* **WHAT TO WORK ON**: In your copy, repeat the records exactly and leave out the pictures.

[Stored items]
——————
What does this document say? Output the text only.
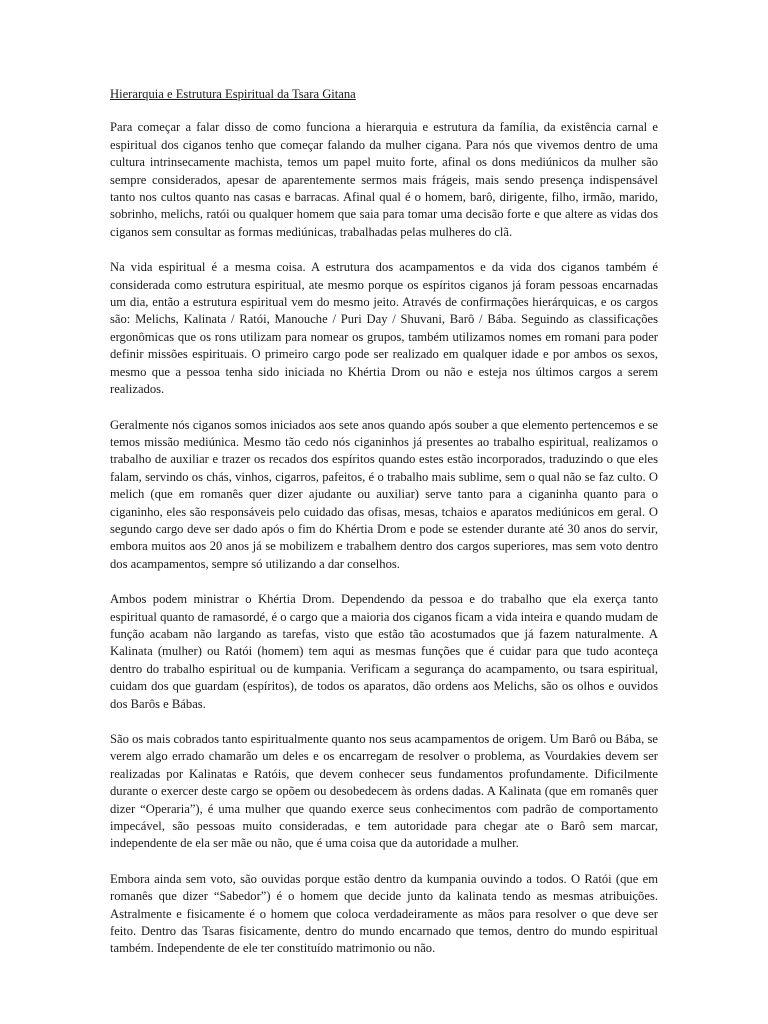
Hierarquia e Estrutura Espiritual da Tsara Gitana

Para começar a falar disso de como funciona a hierarquia e estrutura da família, da existência carnal e espiritual dos ciganos tenho que começar falando da mulher cigana. Para nós que vivemos dentro de uma cultura intrinsecamente machista, temos um papel muito forte, afinal os dons mediúnicos da mulher são sempre considerados, apesar de aparentemente sermos mais frágeis, mais sendo presença indispensável tanto nos cultos quanto nas casas e barracas. Afinal qual é o homem, barô, dirigente, filho, irmão, marido, sobrinho, melichs, ratói ou qualquer homem que saia para tomar uma decisão forte e que altere as vidas dos ciganos sem consultar as formas mediúnicas, trabalhadas pelas mulheres do clã.

Na vida espiritual é a mesma coisa. A estrutura dos acampamentos e da vida dos ciganos também é considerada como estrutura espiritual, ate mesmo porque os espíritos ciganos já foram pessoas encarnadas um dia, então a estrutura espiritual vem do mesmo jeito. Através de confirmações hierárquicas, e os cargos são: Melichs, Kalinata / Ratói, Manouche / Puri Day / Shuvani, Barô / Bába. Seguindo as classificações ergonômicas que os rons utilizam para nomear os grupos, também utilizamos nomes em romani para poder definir missões espirituais. O primeiro cargo pode ser realizado em qualquer idade e por ambos os sexos, mesmo que a pessoa tenha sido iniciada no Khértia Drom ou não e esteja nos últimos cargos a serem realizados.

Geralmente nós ciganos somos iniciados aos sete anos quando após souber a que elemento pertencemos e se temos missão mediúnica. Mesmo tão cedo nós ciganinhos já presentes ao trabalho espiritual, realizamos o trabalho de auxiliar e trazer os recados dos espíritos quando estes estão incorporados, traduzindo o que eles falam, servindo os chás, vinhos, cigarros, pafeitos, é o trabalho mais sublime, sem o qual não se faz culto. O melich (que em romanês quer dizer ajudante ou auxiliar) serve tanto para a ciganinha quanto para o ciganinho, eles são responsáveis pelo cuidado das ofisas, mesas, tchaios e aparatos mediúnicos em geral. O segundo cargo deve ser dado após o fim do Khértia Drom e pode se estender durante até 30 anos do servir, embora muitos aos 20 anos já se mobilizem e trabalhem dentro dos cargos superiores, mas sem voto dentro dos acampamentos, sempre só utilizando a dar conselhos.

Ambos podem ministrar o Khértia Drom. Dependendo da pessoa e do trabalho que ela exerça tanto espiritual quanto de ramasordé, é o cargo que a maioria dos ciganos ficam a vida inteira e quando mudam de função acabam não largando as tarefas, visto que estão tão acostumados que já fazem naturalmente. A Kalinata (mulher) ou Ratói (homem) tem aqui as mesmas funções que é cuidar para que tudo aconteça dentro do trabalho espiritual ou de kumpania. Verificam a segurança do acampamento, ou tsara espiritual, cuidam dos que guardam (espíritos), de todos os aparatos, dão ordens aos Melichs, são os olhos e ouvidos dos Barôs e Bábas.

São os mais cobrados tanto espiritualmente quanto nos seus acampamentos de origem. Um Barô ou Bába, se verem algo errado chamarão um deles e os encarregam de resolver o problema, as Vourdakies devem ser realizadas por Kalinatas e Ratóis, que devem conhecer seus fundamentos profundamente. Dificilmente durante o exercer deste cargo se opõem ou desobedecem às ordens dadas. A Kalinata (que em romanês quer dizer “Operaria”), é uma mulher que quando exerce seus conhecimentos com padrão de comportamento impecável, são pessoas muito consideradas, e tem autoridade para chegar ate o Barô sem marcar, independente de ela ser mãe ou não, que é uma coisa que da autoridade a mulher.

Embora ainda sem voto, são ouvidas porque estão dentro da kumpania ouvindo a todos. O Ratói (que em romanês que dizer “Sabedor”) é o homem que decide junto da kalinata tendo as mesmas atribuições. Astralmente e fisicamente é o homem que coloca verdadeiramente as mãos para resolver o que deve ser feito. Dentro das Tsaras fisicamente, dentro do mundo encarnado que temos, dentro do mundo espiritual também. Independente de ele ter constituído matrimonio ou não.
——————
* **FINAL RESULT**:
What does this document say? Output the text only.
Hierarquia e Estrutura Espiritual da Tsara Gitana

Para começar a falar disso de como funciona a hierarquia e estrutura da família, da existência carnal e espiritual dos ciganos tenho que começar falando da mulher cigana. Para nós que vivemos dentro de uma cultura intrinsecamente machista, temos um papel muito forte, afinal os dons mediúnicos da mulher são sempre considerados, apesar de aparentemente sermos mais frágeis, mais sendo presença indispensável tanto nos cultos quanto nas casas e barracas. Afinal qual é o homem, barô, dirigente, filho, irmão, marido, sobrinho, melichs, ratói ou qualquer homem que saia para tomar uma decisão forte e que altere as vidas dos ciganos sem consultar as formas mediúnicas, trabalhadas pelas mulheres do clã.

Na vida espiritual é a mesma coisa. A estrutura dos acampamentos e da vida dos ciganos também é considerada como estrutura espiritual, ate mesmo porque os espíritos ciganos já foram pessoas encarnadas um dia, então a estrutura espiritual vem do mesmo jeito. Através de confirmações hierárquicas, e os cargos são: Melichs, Kalinata / Ratói, Manouche / Puri Day / Shuvani, Barô / Bába. Seguindo as classificações ergonômicas que os rons utilizam para nomear os grupos, também utilizamos nomes em romani para poder definir missões espirituais. O primeiro cargo pode ser realizado em qualquer idade e por ambos os sexos, mesmo que a pessoa tenha sido iniciada no Khértia Drom ou não e esteja nos últimos cargos a serem realizados.

Geralmente nós ciganos somos iniciados aos sete anos quando após souber a que elemento pertencemos e se temos missão mediúnica. Mesmo tão cedo nós ciganinhos já presentes ao trabalho espiritual, realizamos o trabalho de auxiliar e trazer os recados dos espíritos quando estes estão incorporados, traduzindo o que eles falam, servindo os chás, vinhos, cigarros, pafeitos, é o trabalho mais sublime, sem o qual não se faz culto. O melich (que em romanês quer dizer ajudante ou auxiliar) serve tanto para a ciganinha quanto para o ciganinho, eles são responsáveis pelo cuidado das ofisas, mesas, tchaios e aparatos mediúnicos em geral. O segundo cargo deve ser dado após o fim do Khértia Drom e pode se estender durante até 30 anos do servir, embora muitos aos 20 anos já se mobilizem e trabalhem dentro dos cargos superiores, mas sem voto dentro dos acampamentos, sempre só utilizando a dar conselhos.

Ambos podem ministrar o Khértia Drom. Dependendo da pessoa e do trabalho que ela exerça tanto espiritual quanto de ramasordé, é o cargo que a maioria dos ciganos ficam a vida inteira e quando mudam de função acabam não largando as tarefas, visto que estão tão acostumados que já fazem naturalmente. A Kalinata (mulher) ou Ratói (homem) tem aqui as mesmas funções que é cuidar para que tudo aconteça dentro do trabalho espiritual ou de kumpania. Verificam a segurança do acampamento, ou tsara espiritual, cuidam dos que guardam (espíritos), de todos os aparatos, dão ordens aos Melichs, são os olhos e ouvidos dos Barôs e Bábas.

São os mais cobrados tanto espiritualmente quanto nos seus acampamentos de origem. Um Barô ou Bába, se verem algo errado chamarão um deles e os encarregam de resolver o problema, as Vourdakies devem ser realizadas por Kalinatas e Ratóis, que devem conhecer seus fundamentos profundamente. Dificilmente durante o exercer deste cargo se opõem ou desobedecem às ordens dadas. A Kalinata (que em romanês quer dizer “Operaria”), é uma mulher que quando exerce seus conhecimentos com padrão de comportamento impecável, são pessoas muito consideradas, e tem autoridade para chegar ate o Barô sem marcar, independente de ela ser mãe ou não, que é uma coisa que da autoridade a mulher.

Embora ainda sem voto, são ouvidas porque estão dentro da kumpania ouvindo a todos. O Ratói (que em romanês que dizer “Sabedor”) é o homem que decide junto da kalinata tendo as mesmas atribuições. Astralmente e fisicamente é o homem que coloca verdadeiramente as mãos para resolver o que deve ser feito. Dentro das Tsaras fisicamente, dentro do mundo encarnado que temos, dentro do mundo espiritual também. Independente de ele ter constituído matrimonio ou não.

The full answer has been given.